Il già elevatissimo debito pubblico italiano ha segnato nuovi record negativi a seguito dell’avvio della crisi socio-economica legata alla pandemia. Nella sua pubblicazione “Finanza pubblica: fabbisogno e debito”, diffusa ad agosto 2020, Bankitalia ha reso noto come l’ammontare del nostro debito pubblico sia salito, a fine giugno, ad 2.530,6 miliardi, 20,5 miliardi in più rispetto a maggio 2020, a fronte di un fabbisogno del mese di 20,6 miliardi.
A giugno 2020 le entrate tributarie contabilizzate nel bilancio dello Stato sono scese di 6,5 miliardi di Euro (-19,9%) rispetto all’anno precedente. Determinanti, per quanto riguarda questo dato, le sospensioni dei versamenti fiscali disposta dai Decreti “Cura Italia”, “Liquidità” e “Rilancio”, nonché il complessivo peggioramento del quadro macroeconomico.
Anche oltremanica la crisi in atto ha fatto segnare un record negativo: per la prima volta nella sua storia, infatti, nel Regno unito l’ammontare del debito pubblico ha sfondato il tetto dei 2.000 miliardi di sterline. Alla fine del mese scorso, il debito pubblico inglese ammontava esattamente a 2.004 miliardi di sterline, vale a dire il 100% del Pil, per la prima volta dal 1961.
#####
Consegna 1 – Nel testo sul debito pubblico, di quanto sono scese a giugno 2020 le entrate tributarie contabilizzate nel bilancio dello Stato rispetto all'anno precedente?
Consegna 2 – Ripeti parola per parola il passo del testo sul debito pubblico compreso tra "A giugno 2020" e "volta dal 1961.", estremi inclusi.

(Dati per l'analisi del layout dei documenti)
#####
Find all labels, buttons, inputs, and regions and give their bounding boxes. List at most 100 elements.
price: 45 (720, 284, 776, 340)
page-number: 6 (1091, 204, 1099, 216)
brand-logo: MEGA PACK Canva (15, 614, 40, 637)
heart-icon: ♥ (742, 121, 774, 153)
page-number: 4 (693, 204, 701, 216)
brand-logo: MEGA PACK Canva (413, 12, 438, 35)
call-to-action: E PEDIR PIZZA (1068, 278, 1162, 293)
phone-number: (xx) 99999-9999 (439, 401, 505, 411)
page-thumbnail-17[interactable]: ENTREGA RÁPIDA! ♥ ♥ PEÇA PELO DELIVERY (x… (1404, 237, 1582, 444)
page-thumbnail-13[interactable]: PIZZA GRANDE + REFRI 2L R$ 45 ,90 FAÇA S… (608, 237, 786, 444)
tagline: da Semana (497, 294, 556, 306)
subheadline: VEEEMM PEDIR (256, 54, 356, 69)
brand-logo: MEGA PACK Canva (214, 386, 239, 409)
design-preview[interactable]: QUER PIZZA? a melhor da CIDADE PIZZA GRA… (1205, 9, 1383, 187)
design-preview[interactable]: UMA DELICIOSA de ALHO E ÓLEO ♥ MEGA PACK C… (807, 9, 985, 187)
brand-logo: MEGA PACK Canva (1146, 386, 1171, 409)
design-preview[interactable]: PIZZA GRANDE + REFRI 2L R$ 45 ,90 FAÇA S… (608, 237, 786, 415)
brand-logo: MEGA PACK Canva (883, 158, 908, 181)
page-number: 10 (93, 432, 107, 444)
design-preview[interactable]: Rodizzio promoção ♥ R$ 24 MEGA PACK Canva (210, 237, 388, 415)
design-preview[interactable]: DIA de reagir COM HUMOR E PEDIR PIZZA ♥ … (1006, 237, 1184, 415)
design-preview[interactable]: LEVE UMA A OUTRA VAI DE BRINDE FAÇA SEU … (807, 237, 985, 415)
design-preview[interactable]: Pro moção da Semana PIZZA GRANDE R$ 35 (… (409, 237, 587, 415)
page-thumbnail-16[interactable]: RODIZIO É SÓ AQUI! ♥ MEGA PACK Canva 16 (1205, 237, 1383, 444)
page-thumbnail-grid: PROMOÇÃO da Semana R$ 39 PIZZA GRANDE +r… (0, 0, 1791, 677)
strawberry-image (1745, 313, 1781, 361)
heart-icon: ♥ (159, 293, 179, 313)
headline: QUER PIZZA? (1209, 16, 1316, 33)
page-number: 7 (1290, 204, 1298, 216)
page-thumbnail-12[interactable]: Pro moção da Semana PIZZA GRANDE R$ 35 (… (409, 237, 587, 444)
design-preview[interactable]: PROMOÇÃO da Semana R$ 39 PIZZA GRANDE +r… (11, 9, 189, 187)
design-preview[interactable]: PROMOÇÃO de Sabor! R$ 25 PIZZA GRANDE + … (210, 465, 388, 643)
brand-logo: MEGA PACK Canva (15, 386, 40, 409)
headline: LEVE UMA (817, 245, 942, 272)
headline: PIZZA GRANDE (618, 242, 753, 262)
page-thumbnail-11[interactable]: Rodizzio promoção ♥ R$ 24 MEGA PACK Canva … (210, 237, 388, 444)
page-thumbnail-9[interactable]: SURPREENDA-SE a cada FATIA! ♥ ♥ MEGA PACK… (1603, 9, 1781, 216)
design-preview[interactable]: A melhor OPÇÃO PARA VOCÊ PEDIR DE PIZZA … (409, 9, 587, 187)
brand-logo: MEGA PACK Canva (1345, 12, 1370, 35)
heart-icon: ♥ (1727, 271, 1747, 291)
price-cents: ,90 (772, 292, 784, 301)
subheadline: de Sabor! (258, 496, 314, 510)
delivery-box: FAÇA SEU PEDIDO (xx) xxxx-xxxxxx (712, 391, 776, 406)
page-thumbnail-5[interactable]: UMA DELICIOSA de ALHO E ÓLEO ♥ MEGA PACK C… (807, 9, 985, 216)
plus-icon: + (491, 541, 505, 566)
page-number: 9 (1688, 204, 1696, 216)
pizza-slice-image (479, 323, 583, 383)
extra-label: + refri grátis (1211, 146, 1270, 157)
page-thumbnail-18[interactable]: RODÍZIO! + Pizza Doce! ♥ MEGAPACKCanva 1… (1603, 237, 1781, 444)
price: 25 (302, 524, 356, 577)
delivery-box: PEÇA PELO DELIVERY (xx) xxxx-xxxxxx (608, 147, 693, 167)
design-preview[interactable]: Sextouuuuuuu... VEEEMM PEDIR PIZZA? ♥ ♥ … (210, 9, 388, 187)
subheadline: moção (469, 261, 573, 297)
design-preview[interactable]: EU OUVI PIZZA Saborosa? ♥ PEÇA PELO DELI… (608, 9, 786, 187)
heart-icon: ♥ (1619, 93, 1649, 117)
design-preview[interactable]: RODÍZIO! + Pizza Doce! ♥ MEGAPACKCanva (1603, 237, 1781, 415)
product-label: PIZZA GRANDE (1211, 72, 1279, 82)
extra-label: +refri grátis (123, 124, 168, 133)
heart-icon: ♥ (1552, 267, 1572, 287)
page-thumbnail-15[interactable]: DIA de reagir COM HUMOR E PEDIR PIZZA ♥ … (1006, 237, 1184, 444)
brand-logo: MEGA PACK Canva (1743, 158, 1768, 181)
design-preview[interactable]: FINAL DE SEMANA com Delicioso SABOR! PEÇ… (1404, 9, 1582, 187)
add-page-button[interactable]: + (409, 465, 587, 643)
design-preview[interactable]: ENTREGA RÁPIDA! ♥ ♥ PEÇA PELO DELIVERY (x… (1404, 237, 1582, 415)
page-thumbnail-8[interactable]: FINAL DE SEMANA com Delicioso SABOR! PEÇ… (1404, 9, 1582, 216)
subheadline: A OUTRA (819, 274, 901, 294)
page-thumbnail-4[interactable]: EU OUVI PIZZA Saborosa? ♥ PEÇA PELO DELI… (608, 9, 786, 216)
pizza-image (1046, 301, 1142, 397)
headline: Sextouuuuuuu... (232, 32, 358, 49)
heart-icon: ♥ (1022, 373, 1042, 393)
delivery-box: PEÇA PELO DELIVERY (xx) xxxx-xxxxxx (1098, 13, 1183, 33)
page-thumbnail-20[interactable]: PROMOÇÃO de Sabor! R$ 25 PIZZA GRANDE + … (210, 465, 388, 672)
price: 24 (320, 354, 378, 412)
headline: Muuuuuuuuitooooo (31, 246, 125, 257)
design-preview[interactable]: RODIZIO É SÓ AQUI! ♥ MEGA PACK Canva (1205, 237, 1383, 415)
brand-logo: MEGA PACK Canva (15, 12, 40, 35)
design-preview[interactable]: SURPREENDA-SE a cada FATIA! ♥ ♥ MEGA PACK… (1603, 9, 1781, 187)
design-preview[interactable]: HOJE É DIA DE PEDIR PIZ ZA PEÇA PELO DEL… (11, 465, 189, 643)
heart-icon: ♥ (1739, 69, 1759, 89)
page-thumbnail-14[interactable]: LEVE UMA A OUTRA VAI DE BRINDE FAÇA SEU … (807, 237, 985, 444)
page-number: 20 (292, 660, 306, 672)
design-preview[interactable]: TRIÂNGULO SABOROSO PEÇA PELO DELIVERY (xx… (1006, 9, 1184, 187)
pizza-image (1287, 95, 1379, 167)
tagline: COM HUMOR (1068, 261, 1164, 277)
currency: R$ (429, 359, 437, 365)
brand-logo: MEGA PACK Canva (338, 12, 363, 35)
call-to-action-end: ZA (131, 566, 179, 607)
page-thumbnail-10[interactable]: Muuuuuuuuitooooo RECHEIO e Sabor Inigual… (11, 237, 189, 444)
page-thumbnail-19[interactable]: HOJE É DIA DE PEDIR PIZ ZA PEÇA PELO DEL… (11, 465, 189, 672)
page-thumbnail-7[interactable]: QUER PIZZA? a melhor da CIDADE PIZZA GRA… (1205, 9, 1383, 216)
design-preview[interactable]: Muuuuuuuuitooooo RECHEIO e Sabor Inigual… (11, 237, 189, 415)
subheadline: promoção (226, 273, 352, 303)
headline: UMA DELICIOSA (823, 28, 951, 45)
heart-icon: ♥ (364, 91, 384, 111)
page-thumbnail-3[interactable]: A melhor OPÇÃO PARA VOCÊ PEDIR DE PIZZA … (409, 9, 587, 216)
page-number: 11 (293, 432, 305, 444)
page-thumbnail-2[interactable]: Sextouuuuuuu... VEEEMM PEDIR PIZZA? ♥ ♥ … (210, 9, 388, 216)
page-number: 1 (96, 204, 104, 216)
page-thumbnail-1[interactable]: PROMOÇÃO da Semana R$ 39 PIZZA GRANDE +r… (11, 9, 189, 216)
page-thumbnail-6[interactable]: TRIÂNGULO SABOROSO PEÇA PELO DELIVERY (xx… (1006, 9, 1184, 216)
#####
Soluzione 1 – Di 6,5 miliardi di Euro, pari al -19,9%.

Soluzione 2 –
A giugno 2020 le entrate tributarie contabilizzate nel bilancio dello Stato sono scese di 6,5 miliardi di Euro (-19,9%) rispetto all’anno precedente. Determinanti, per quanto riguarda questo dato, le sospensioni dei versamenti fiscali disposta dai Decreti “Cura Italia”, “Liquidità” e “Rilancio”, nonché il complessivo peggioramento del quadro macroeconomico.
Anche oltremanica la crisi in atto ha fatto segnare un record negativo: per la prima volta nella sua storia, infatti, nel Regno unito l’ammontare del debito pubblico ha sfondato il tetto dei 2.000 miliardi di sterline. Alla fine del mese scorso, il debito pubblico inglese ammontava esattamente a 2.004 miliardi di sterline, vale a dire il 100% del Pil, per la prima volta dal 1961.